▶ _WORK INSTRUCTIONS_
Word for word, set down the records and skip each picture.
Start of EXTRACTED DATA
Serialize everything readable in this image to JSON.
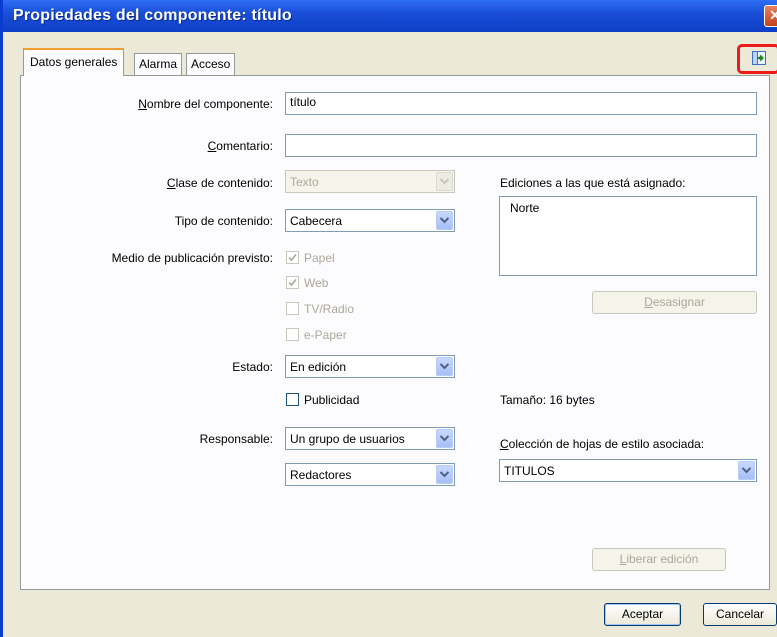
{
  "window": {
    "title": "Propiedades del componente:  título",
    "close_symbol": "✕"
  },
  "tabs": [
    {
      "label": "Datos generales",
      "active": true
    },
    {
      "label": "Alarma",
      "active": false
    },
    {
      "label": "Acceso",
      "active": false
    }
  ],
  "toolbar": {
    "export_icon": "export-icon"
  },
  "form": {
    "nombre": {
      "label_u": "N",
      "label_rest": "ombre del componente:",
      "value": "título"
    },
    "comentario": {
      "label_u": "C",
      "label_rest": "omentario:",
      "value": ""
    },
    "clase": {
      "label_u": "C",
      "label_rest": "lase de contenido:",
      "value": "Texto"
    },
    "tipo": {
      "label": "Tipo de contenido:",
      "value": "Cabecera"
    },
    "medio": {
      "label": "Medio de publicación previsto:",
      "options": [
        {
          "label": "Papel",
          "checked": true
        },
        {
          "label": "Web",
          "checked": true
        },
        {
          "label": "TV/Radio",
          "checked": false
        },
        {
          "label": "e-Paper",
          "checked": false
        }
      ]
    },
    "estado": {
      "label": "Estado:",
      "value": "En edición"
    },
    "publicidad": {
      "label": "Publicidad",
      "checked": false
    },
    "responsable": {
      "label": "Responsable:",
      "value1": "Un grupo de usuarios",
      "value2": "Redactores"
    }
  },
  "ediciones": {
    "label": "Ediciones a las que está asignado:",
    "items": [
      "Norte"
    ],
    "desasignar_u": "D",
    "desasignar_rest": "esasignar"
  },
  "tamano": {
    "text": "Tamaño: 16  bytes"
  },
  "coleccion": {
    "label_u": "C",
    "label_rest": "olección de hojas de estilo asociada:",
    "value": "TITULOS"
  },
  "liberar": {
    "u": "L",
    "rest": "iberar edición"
  },
  "footer": {
    "aceptar": "Aceptar",
    "cancelar": "Cancelar"
  },
  "colors": {
    "titlebar": "#0e3ec8",
    "highlight": "#ee1b1b",
    "tab_accent": "#f0a030"
  }
}
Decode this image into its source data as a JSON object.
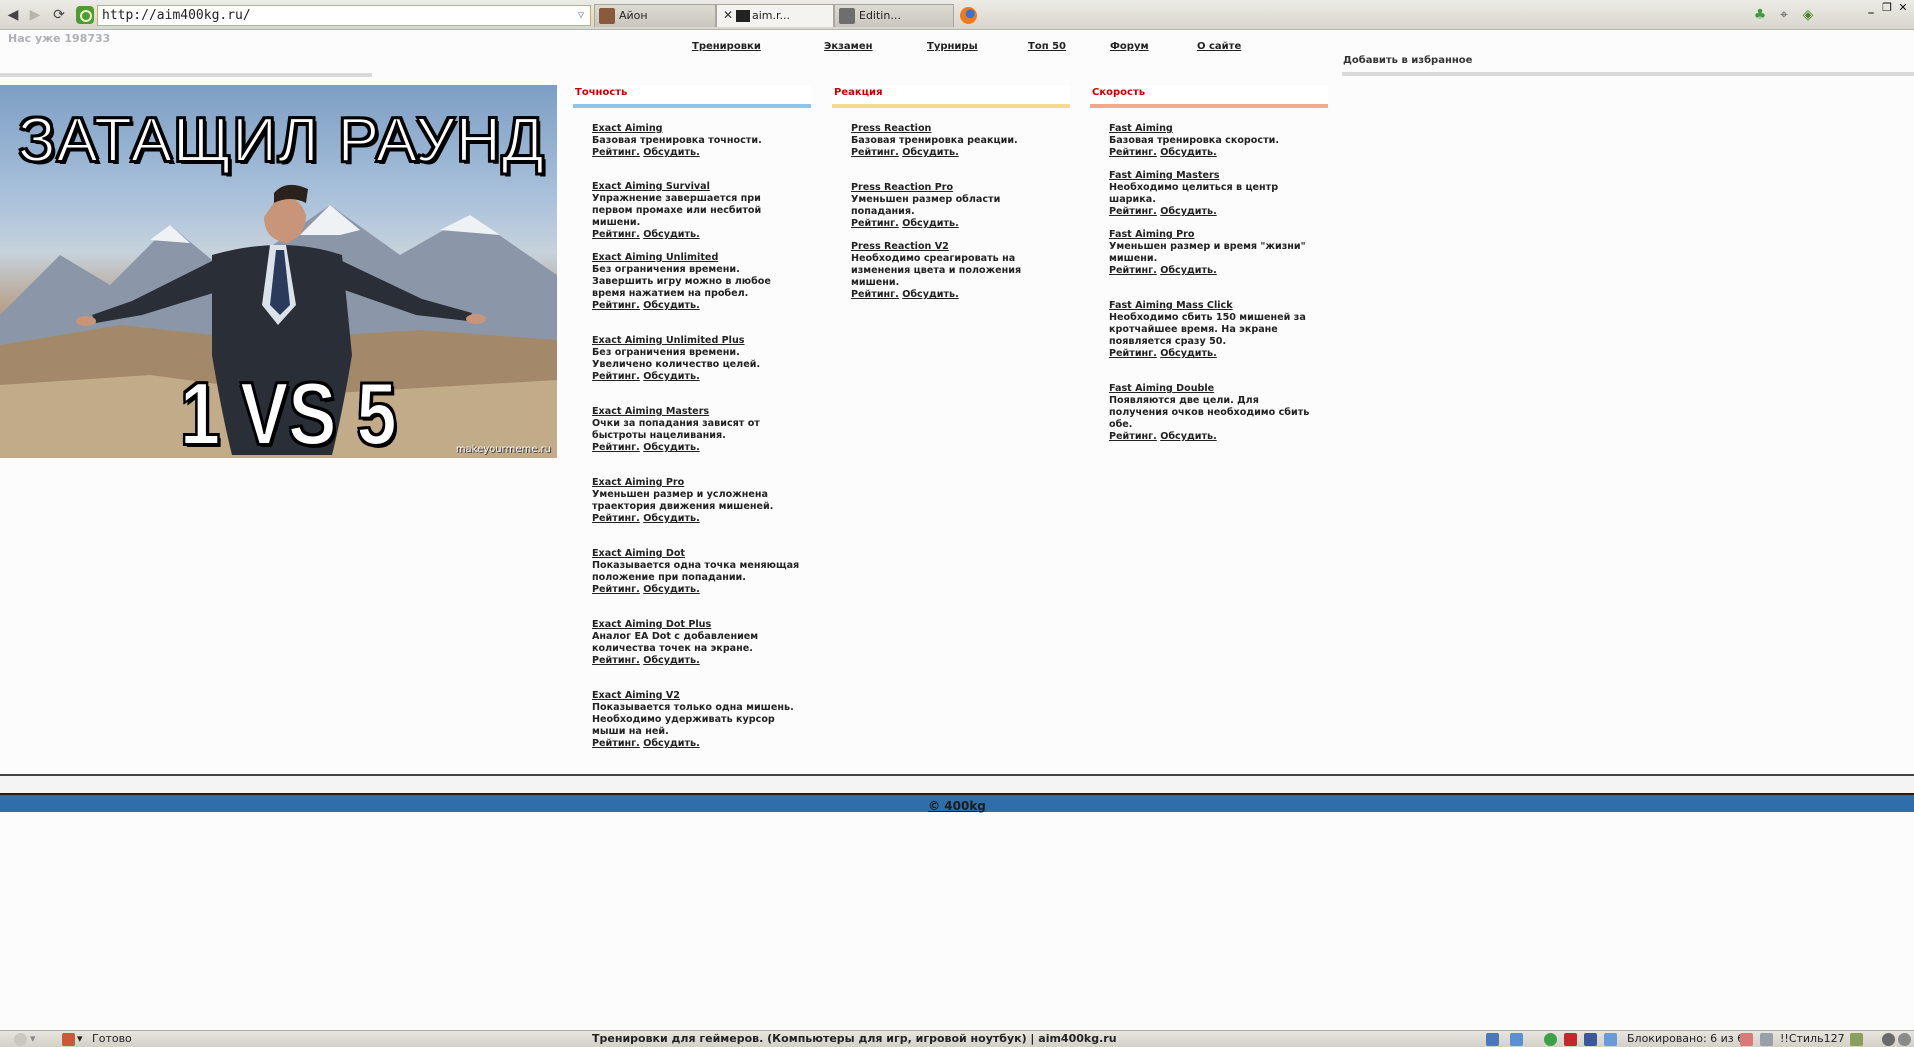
{
  "browser": {
    "url": "http://aim400kg.ru/",
    "tabs": [
      {
        "label": "Айон",
        "active": false
      },
      {
        "label": "aim.r...",
        "active": true
      },
      {
        "label": "Editin...",
        "active": false
      }
    ]
  },
  "site": {
    "counter": "Нас уже 198733",
    "nav": [
      "Тренировки",
      "Экзамен",
      "Турниры",
      "Топ 50",
      "Форум",
      "О сайте"
    ],
    "favorite": "Добавить в избранное",
    "meme": {
      "top_text": "ЗАТАЩИЛ РАУНД",
      "bottom_text": "1 VS 5",
      "watermark": "makeyourmeme.ru"
    },
    "columns": [
      {
        "title": "Точность",
        "color": "#8fc4ea",
        "items": [
          {
            "title": "Exact Aiming",
            "desc": "Базовая тренировка точности.",
            "links": [
              "Рейтинг.",
              "Обсудить."
            ]
          },
          {
            "title": "Exact Aiming Survival",
            "desc": "Упражнение завершается при первом промахе или несбитой мишени.",
            "links": [
              "Рейтинг.",
              "Обсудить."
            ]
          },
          {
            "title": "Exact Aiming Unlimited",
            "desc": "Без ограничения времени. Завершить игру можно в любое время нажатием на пробел.",
            "links": [
              "Рейтинг.",
              "Обсудить."
            ]
          },
          {
            "title": "Exact Aiming Unlimited Plus",
            "desc": "Без ограничения времени. Увеличено количество целей.",
            "links": [
              "Рейтинг.",
              "Обсудить."
            ]
          },
          {
            "title": "Exact Aiming Masters",
            "desc": "Очки за попадания зависят от быстроты нацеливания.",
            "links": [
              "Рейтинг.",
              "Обсудить."
            ]
          },
          {
            "title": "Exact Aiming Pro",
            "desc": "Уменьшен размер и усложнена траектория движения мишеней.",
            "links": [
              "Рейтинг.",
              "Обсудить."
            ]
          },
          {
            "title": "Exact Aiming Dot",
            "desc": "Показывается одна точка меняющая положение при попадании.",
            "links": [
              "Рейтинг.",
              "Обсудить."
            ]
          },
          {
            "title": "Exact Aiming Dot Plus",
            "desc": "Аналог EA Dot с добавлением количества точек на экране.",
            "links": [
              "Рейтинг.",
              "Обсудить."
            ]
          },
          {
            "title": "Exact Aiming V2",
            "desc": "Показывается только одна мишень. Необходимо удерживать курсор мыши на ней.",
            "links": [
              "Рейтинг.",
              "Обсудить."
            ]
          }
        ]
      },
      {
        "title": "Реакция",
        "color": "#f5dc8c",
        "items": [
          {
            "title": "Press Reaction",
            "desc": "Базовая тренировка реакции.",
            "links": [
              "Рейтинг.",
              "Обсудить."
            ]
          },
          {
            "title": "Press Reaction Pro",
            "desc": "Уменьшен размер области попадания.",
            "links": [
              "Рейтинг.",
              "Обсудить."
            ]
          },
          {
            "title": "Press Reaction V2",
            "desc": "Необходимо среагировать на изменения цвета и положения мишени.",
            "links": [
              "Рейтинг.",
              "Обсудить."
            ]
          }
        ]
      },
      {
        "title": "Скорость",
        "color": "#f3a98a",
        "items": [
          {
            "title": "Fast Aiming",
            "desc": "Базовая тренировка скорости.",
            "links": [
              "Рейтинг.",
              "Обсудить."
            ]
          },
          {
            "title": "Fast Aiming Masters",
            "desc": "Необходимо целиться в центр шарика.",
            "links": [
              "Рейтинг.",
              "Обсудить."
            ]
          },
          {
            "title": "Fast Aiming Pro",
            "desc": "Уменьшен размер и время \"жизни\" мишени.",
            "links": [
              "Рейтинг.",
              "Обсудить."
            ]
          },
          {
            "title": "Fast Aiming Mass Click",
            "desc": "Необходимо сбить 150 мишеней за кротчайшее время. На экране появляется сразу 50.",
            "links": [
              "Рейтинг.",
              "Обсудить."
            ]
          },
          {
            "title": "Fast Aiming Double",
            "desc": "Появляются две цели. Для получения очков необходимо сбить обе.",
            "links": [
              "Рейтинг.",
              "Обсудить."
            ]
          }
        ]
      }
    ],
    "footer": "© 400kg"
  },
  "statusbar": {
    "status": "Готово",
    "page_title": "Тренировки для геймеров. (Компьютеры для игр, игровой ноутбук) | aim400kg.ru",
    "blocked": "Блокировано: 6 из 6",
    "style": "!!Стиль127"
  }
}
End of EXTRACTED DATA
▶ _RESPONSE BELOW_
Serialize everything readable in this image to JSON.
{
  "window": {
    "title": "Propiedades del componente:  título",
    "close_symbol": "✕"
  },
  "tabs": [
    {
      "label": "Datos generales",
      "active": true
    },
    {
      "label": "Alarma",
      "active": false
    },
    {
      "label": "Acceso",
      "active": false
    }
  ],
  "toolbar": {
    "export_icon": "export-icon"
  },
  "form": {
    "nombre": {
      "label_u": "N",
      "label_rest": "ombre del componente:",
      "value": "título"
    },
    "comentario": {
      "label_u": "C",
      "label_rest": "omentario:",
      "value": ""
    },
    "clase": {
      "label_u": "C",
      "label_rest": "lase de contenido:",
      "value": "Texto"
    },
    "tipo": {
      "label": "Tipo de contenido:",
      "value": "Cabecera"
    },
    "medio": {
      "label": "Medio de publicación previsto:",
      "options": [
        {
          "label": "Papel",
          "checked": true
        },
        {
          "label": "Web",
          "checked": true
        },
        {
          "label": "TV/Radio",
          "checked": false
        },
        {
          "label": "e-Paper",
          "checked": false
        }
      ]
    },
    "estado": {
      "label": "Estado:",
      "value": "En edición"
    },
    "publicidad": {
      "label": "Publicidad",
      "checked": false
    },
    "responsable": {
      "label": "Responsable:",
      "value1": "Un grupo de usuarios",
      "value2": "Redactores"
    }
  },
  "ediciones": {
    "label": "Ediciones a las que está asignado:",
    "items": [
      "Norte"
    ],
    "desasignar_u": "D",
    "desasignar_rest": "esasignar"
  },
  "tamano": {
    "text": "Tamaño: 16  bytes"
  },
  "coleccion": {
    "label_u": "C",
    "label_rest": "olección de hojas de estilo asociada:",
    "value": "TITULOS"
  },
  "liberar": {
    "u": "L",
    "rest": "iberar edición"
  },
  "footer": {
    "aceptar": "Aceptar",
    "cancelar": "Cancelar"
  },
  "colors": {
    "titlebar": "#0e3ec8",
    "highlight": "#ee1b1b",
    "tab_accent": "#f0a030"
  }
}
Decode this image into its source data as a JSON object.
{
  "browser": {
    "url": "http://aim400kg.ru/",
    "tabs": [
      {
        "label": "Айон",
        "active": false
      },
      {
        "label": "aim.r...",
        "active": true
      },
      {
        "label": "Editin...",
        "active": false
      }
    ]
  },
  "site": {
    "counter": "Нас уже 198733",
    "nav": [
      "Тренировки",
      "Экзамен",
      "Турниры",
      "Топ 50",
      "Форум",
      "О сайте"
    ],
    "favorite": "Добавить в избранное",
    "meme": {
      "top_text": "ЗАТАЩИЛ РАУНД",
      "bottom_text": "1 VS 5",
      "watermark": "makeyourmeme.ru"
    },
    "columns": [
      {
        "title": "Точность",
        "color": "#8fc4ea",
        "items": [
          {
            "title": "Exact Aiming",
            "desc": "Базовая тренировка точности.",
            "links": [
              "Рейтинг.",
              "Обсудить."
            ]
          },
          {
            "title": "Exact Aiming Survival",
            "desc": "Упражнение завершается при первом промахе или несбитой мишени.",
            "links": [
              "Рейтинг.",
              "Обсудить."
            ]
          },
          {
            "title": "Exact Aiming Unlimited",
            "desc": "Без ограничения времени. Завершить игру можно в любое время нажатием на пробел.",
            "links": [
              "Рейтинг.",
              "Обсудить."
            ]
          },
          {
            "title": "Exact Aiming Unlimited Plus",
            "desc": "Без ограничения времени. Увеличено количество целей.",
            "links": [
              "Рейтинг.",
              "Обсудить."
            ]
          },
          {
            "title": "Exact Aiming Masters",
            "desc": "Очки за попадания зависят от быстроты нацеливания.",
            "links": [
              "Рейтинг.",
              "Обсудить."
            ]
          },
          {
            "title": "Exact Aiming Pro",
            "desc": "Уменьшен размер и усложнена траектория движения мишеней.",
            "links": [
              "Рейтинг.",
              "Обсудить."
            ]
          },
          {
            "title": "Exact Aiming Dot",
            "desc": "Показывается одна точка меняющая положение при попадании.",
            "links": [
              "Рейтинг.",
              "Обсудить."
            ]
          },
          {
            "title": "Exact Aiming Dot Plus",
            "desc": "Аналог EA Dot с добавлением количества точек на экране.",
            "links": [
              "Рейтинг.",
              "Обсудить."
            ]
          },
          {
            "title": "Exact Aiming V2",
            "desc": "Показывается только одна мишень. Необходимо удерживать курсор мыши на ней.",
            "links": [
              "Рейтинг.",
              "Обсудить."
            ]
          }
        ]
      },
      {
        "title": "Реакция",
        "color": "#f5dc8c",
        "items": [
          {
            "title": "Press Reaction",
            "desc": "Базовая тренировка реакции.",
            "links": [
              "Рейтинг.",
              "Обсудить."
            ]
          },
          {
            "title": "Press Reaction Pro",
            "desc": "Уменьшен размер области попадания.",
            "links": [
              "Рейтинг.",
              "Обсудить."
            ]
          },
          {
            "title": "Press Reaction V2",
            "desc": "Необходимо среагировать на изменения цвета и положения мишени.",
            "links": [
              "Рейтинг.",
              "Обсудить."
            ]
          }
        ]
      },
      {
        "title": "Скорость",
        "color": "#f3a98a",
        "items": [
          {
            "title": "Fast Aiming",
            "desc": "Базовая тренировка скорости.",
            "links": [
              "Рейтинг.",
              "Обсудить."
            ]
          },
          {
            "title": "Fast Aiming Masters",
            "desc": "Необходимо целиться в центр шарика.",
            "links": [
              "Рейтинг.",
              "Обсудить."
            ]
          },
          {
            "title": "Fast Aiming Pro",
            "desc": "Уменьшен размер и время \"жизни\" мишени.",
            "links": [
              "Рейтинг.",
              "Обсудить."
            ]
          },
          {
            "title": "Fast Aiming Mass Click",
            "desc": "Необходимо сбить 150 мишеней за кротчайшее время. На экране появляется сразу 50.",
            "links": [
              "Рейтинг.",
              "Обсудить."
            ]
          },
          {
            "title": "Fast Aiming Double",
            "desc": "Появляются две цели. Для получения очков необходимо сбить обе.",
            "links": [
              "Рейтинг.",
              "Обсудить."
            ]
          }
        ]
      }
    ],
    "footer": "© 400kg"
  },
  "statusbar": {
    "status": "Готово",
    "page_title": "Тренировки для геймеров. (Компьютеры для игр, игровой ноутбук) | aim400kg.ru",
    "blocked": "Блокировано: 6 из 6",
    "style": "!!Стиль127"
  }
}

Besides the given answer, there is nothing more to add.